▶ Data
§

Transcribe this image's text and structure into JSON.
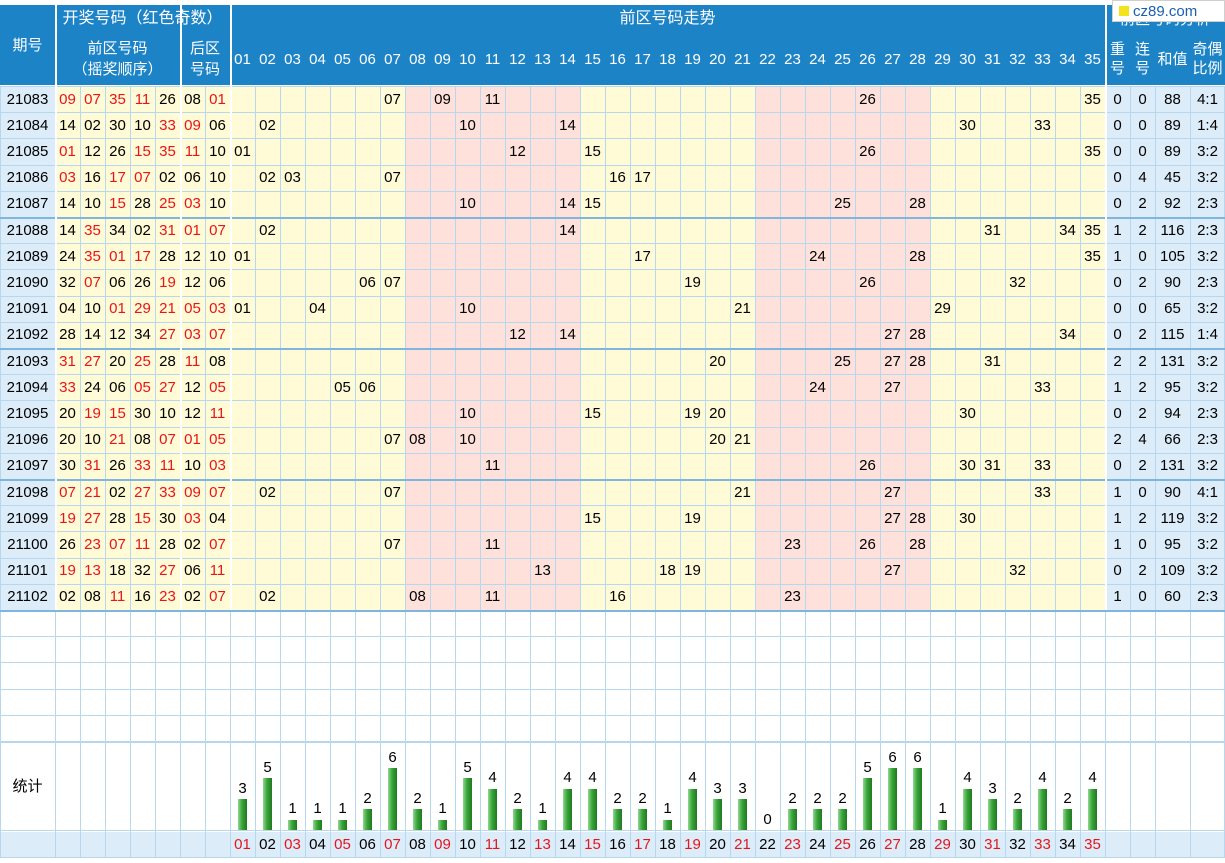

§

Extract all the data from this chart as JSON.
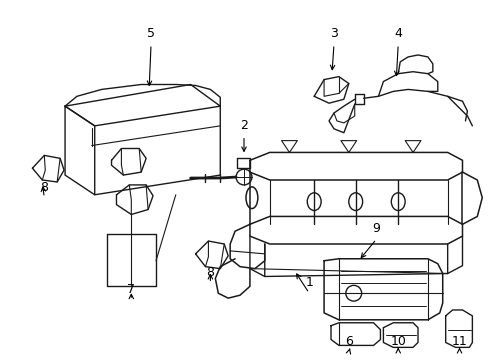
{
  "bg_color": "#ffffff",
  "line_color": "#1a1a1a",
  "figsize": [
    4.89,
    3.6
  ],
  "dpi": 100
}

§

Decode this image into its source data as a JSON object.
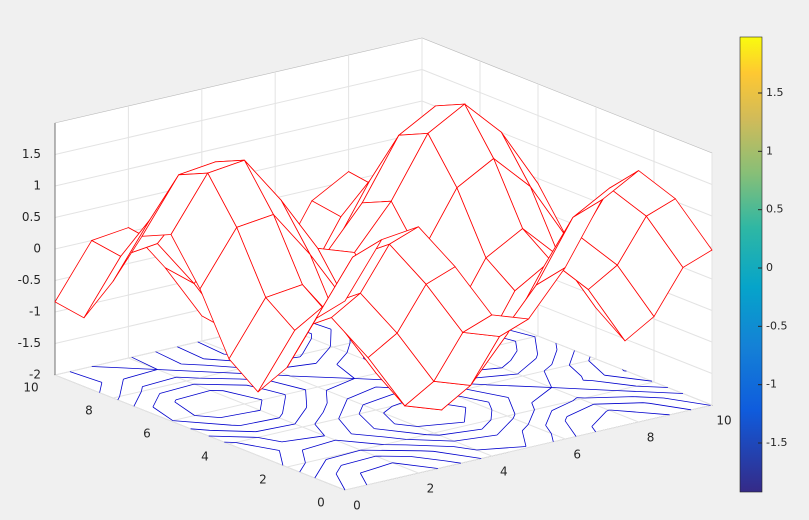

§

▶ What to produce
Check every line for "image" and show the ones that have it.

▶ Task solution
Transcribe this image's text and structure into JSON.
Decode this image into its source data as a JSON object.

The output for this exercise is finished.